§ Provided records:
◇ ◇ ◇ ◇ ◇ ◇ ◇

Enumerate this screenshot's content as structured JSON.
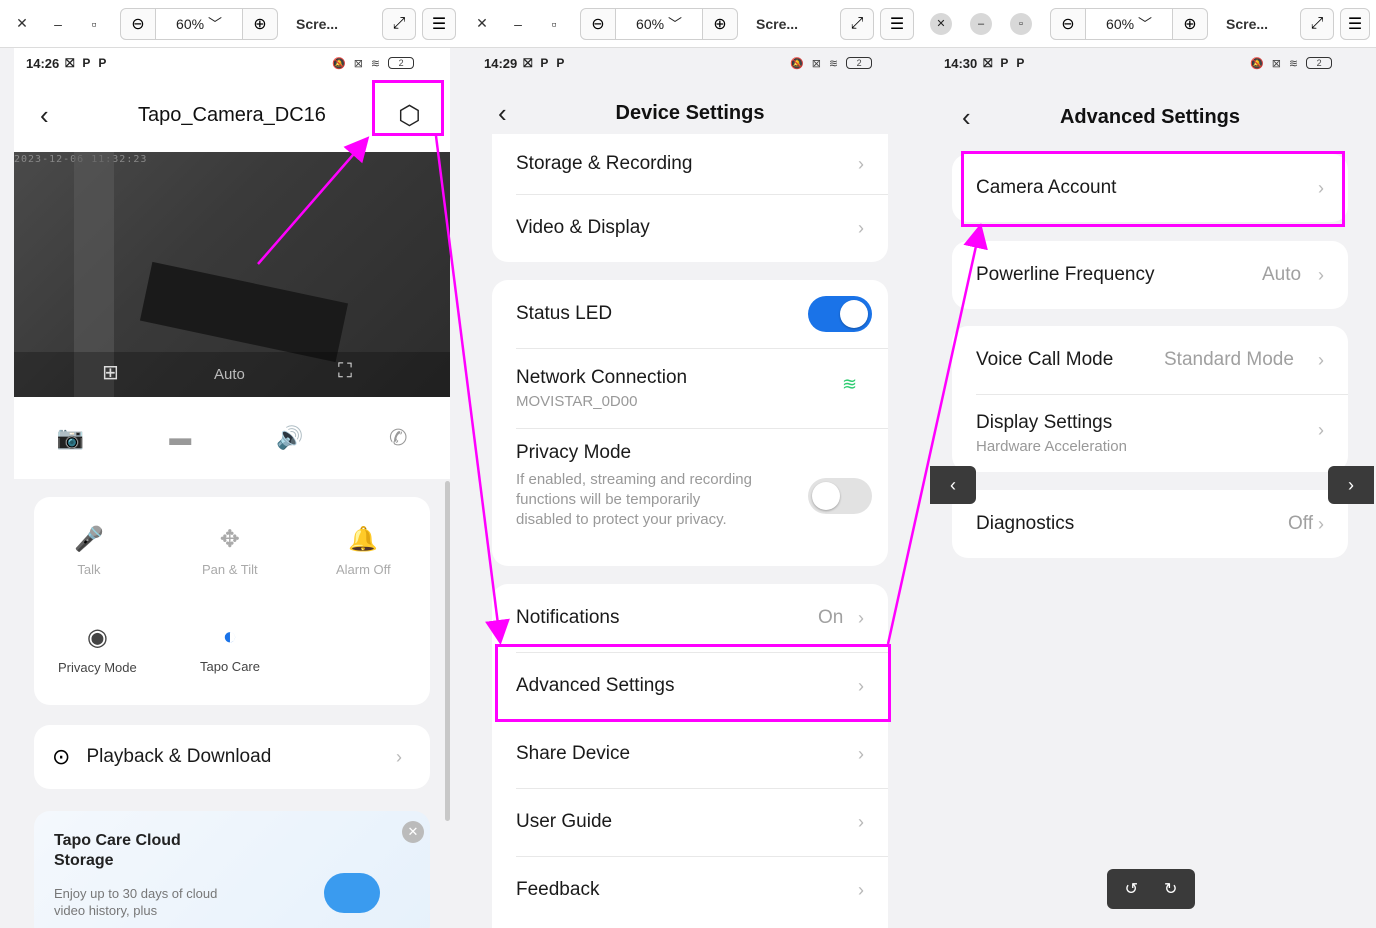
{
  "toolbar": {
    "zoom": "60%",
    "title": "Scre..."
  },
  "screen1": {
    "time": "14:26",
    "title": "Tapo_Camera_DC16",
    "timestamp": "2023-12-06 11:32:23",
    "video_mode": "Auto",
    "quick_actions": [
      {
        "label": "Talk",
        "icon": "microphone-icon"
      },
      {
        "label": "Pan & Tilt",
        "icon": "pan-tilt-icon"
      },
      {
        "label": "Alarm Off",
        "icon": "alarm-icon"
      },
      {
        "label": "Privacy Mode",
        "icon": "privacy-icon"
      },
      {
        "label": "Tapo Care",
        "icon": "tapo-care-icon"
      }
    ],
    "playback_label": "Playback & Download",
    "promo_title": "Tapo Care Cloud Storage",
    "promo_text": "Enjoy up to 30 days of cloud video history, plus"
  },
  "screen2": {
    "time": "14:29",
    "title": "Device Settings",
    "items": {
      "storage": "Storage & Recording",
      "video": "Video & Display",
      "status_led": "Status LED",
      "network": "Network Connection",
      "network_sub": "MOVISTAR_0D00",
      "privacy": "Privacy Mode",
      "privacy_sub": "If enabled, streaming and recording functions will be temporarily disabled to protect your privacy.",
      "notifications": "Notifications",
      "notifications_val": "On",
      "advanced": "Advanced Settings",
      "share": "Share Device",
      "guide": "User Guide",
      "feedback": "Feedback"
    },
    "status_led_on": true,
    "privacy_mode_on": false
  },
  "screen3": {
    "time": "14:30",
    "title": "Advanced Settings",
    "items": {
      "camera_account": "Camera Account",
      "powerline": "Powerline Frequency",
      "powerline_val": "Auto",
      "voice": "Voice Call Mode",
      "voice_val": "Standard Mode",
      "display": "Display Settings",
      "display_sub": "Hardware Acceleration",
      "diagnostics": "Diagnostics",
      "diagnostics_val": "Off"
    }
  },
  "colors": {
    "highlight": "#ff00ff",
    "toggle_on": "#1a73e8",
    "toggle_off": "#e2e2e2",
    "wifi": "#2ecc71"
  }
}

◇ ◇ ◇ ◇ ◇ ◇ ◇

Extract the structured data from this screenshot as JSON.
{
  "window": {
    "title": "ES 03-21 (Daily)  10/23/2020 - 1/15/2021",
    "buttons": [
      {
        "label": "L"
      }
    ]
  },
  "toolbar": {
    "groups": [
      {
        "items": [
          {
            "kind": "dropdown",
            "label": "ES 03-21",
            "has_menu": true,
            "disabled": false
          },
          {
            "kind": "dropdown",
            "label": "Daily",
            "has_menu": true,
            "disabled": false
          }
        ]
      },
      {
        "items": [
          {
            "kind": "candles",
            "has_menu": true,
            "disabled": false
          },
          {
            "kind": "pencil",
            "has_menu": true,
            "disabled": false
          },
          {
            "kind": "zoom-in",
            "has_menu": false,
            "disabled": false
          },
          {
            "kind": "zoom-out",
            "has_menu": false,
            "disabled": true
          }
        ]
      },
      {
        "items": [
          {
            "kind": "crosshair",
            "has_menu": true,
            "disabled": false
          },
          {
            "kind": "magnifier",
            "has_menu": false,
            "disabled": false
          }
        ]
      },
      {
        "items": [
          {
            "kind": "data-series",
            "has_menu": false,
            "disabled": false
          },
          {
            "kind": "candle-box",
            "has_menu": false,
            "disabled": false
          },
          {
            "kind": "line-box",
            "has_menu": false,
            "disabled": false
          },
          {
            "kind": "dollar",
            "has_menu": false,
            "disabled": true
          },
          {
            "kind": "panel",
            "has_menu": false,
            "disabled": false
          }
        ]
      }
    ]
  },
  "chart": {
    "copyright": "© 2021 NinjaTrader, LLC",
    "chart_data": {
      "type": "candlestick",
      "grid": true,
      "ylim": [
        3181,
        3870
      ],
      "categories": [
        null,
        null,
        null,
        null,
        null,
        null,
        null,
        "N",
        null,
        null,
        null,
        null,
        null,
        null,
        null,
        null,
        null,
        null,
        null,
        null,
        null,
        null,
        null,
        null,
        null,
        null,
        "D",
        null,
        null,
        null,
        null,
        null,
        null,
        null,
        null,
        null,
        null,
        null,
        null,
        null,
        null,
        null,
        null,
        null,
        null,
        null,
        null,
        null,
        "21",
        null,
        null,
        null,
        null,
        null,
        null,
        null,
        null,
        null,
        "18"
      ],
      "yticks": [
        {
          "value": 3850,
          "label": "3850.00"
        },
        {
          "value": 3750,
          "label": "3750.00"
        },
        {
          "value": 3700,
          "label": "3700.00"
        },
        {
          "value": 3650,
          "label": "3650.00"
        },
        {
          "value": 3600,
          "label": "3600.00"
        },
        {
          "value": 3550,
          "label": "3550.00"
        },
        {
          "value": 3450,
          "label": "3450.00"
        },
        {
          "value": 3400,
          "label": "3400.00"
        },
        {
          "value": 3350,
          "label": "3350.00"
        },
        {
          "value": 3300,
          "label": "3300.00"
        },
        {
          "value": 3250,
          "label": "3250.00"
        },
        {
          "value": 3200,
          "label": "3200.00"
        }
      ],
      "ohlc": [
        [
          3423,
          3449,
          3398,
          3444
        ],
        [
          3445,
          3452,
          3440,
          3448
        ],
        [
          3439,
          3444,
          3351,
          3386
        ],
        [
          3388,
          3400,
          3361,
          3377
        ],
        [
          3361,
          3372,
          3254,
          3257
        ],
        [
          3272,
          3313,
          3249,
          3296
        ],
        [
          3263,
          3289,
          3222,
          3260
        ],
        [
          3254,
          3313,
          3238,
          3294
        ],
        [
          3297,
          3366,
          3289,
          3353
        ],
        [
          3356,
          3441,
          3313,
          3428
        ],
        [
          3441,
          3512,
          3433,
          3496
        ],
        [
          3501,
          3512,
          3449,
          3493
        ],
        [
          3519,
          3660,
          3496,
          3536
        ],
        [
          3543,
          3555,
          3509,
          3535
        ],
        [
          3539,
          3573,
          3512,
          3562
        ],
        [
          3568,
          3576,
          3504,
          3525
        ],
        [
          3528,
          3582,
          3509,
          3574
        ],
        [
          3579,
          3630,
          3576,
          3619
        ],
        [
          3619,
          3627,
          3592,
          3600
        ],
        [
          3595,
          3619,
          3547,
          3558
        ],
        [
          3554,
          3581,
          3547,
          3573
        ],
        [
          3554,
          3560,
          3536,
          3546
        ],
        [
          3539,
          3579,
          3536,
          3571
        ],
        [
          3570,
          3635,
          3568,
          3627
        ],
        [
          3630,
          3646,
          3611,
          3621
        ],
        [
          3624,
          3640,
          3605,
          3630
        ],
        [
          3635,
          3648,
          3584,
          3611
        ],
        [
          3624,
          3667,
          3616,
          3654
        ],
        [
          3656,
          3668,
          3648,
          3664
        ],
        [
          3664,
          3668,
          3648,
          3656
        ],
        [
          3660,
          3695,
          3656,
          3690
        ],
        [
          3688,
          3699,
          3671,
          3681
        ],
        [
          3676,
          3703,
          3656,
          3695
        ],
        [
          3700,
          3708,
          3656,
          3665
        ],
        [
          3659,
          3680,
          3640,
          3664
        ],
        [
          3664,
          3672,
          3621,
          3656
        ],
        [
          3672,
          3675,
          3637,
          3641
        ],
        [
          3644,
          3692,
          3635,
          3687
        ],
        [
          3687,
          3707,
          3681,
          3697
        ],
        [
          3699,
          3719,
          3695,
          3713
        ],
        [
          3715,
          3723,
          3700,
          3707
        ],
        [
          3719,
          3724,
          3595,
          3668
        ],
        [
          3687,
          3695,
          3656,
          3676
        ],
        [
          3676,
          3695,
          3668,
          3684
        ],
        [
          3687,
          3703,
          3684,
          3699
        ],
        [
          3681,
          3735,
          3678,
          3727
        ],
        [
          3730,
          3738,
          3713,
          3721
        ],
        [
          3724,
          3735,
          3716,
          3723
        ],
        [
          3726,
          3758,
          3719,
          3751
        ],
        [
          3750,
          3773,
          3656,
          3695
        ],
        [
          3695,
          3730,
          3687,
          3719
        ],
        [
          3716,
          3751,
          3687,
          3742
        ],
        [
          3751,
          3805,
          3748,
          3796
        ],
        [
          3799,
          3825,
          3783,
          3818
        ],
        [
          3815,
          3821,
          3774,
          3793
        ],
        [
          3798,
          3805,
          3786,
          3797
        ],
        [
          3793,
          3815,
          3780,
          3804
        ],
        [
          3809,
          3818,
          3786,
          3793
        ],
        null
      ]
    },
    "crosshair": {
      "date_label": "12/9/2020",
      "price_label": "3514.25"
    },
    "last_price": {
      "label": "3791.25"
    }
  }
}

◇ ◇ ◇ ◇ ◇ ◇ ◇

§ Challenge: Copy each line holding the word "this" from the listing above.

§ Answer to the task:
Enumerate this screenshot's content as structured JSON.
Extract the structured data from this screenshot as JSON.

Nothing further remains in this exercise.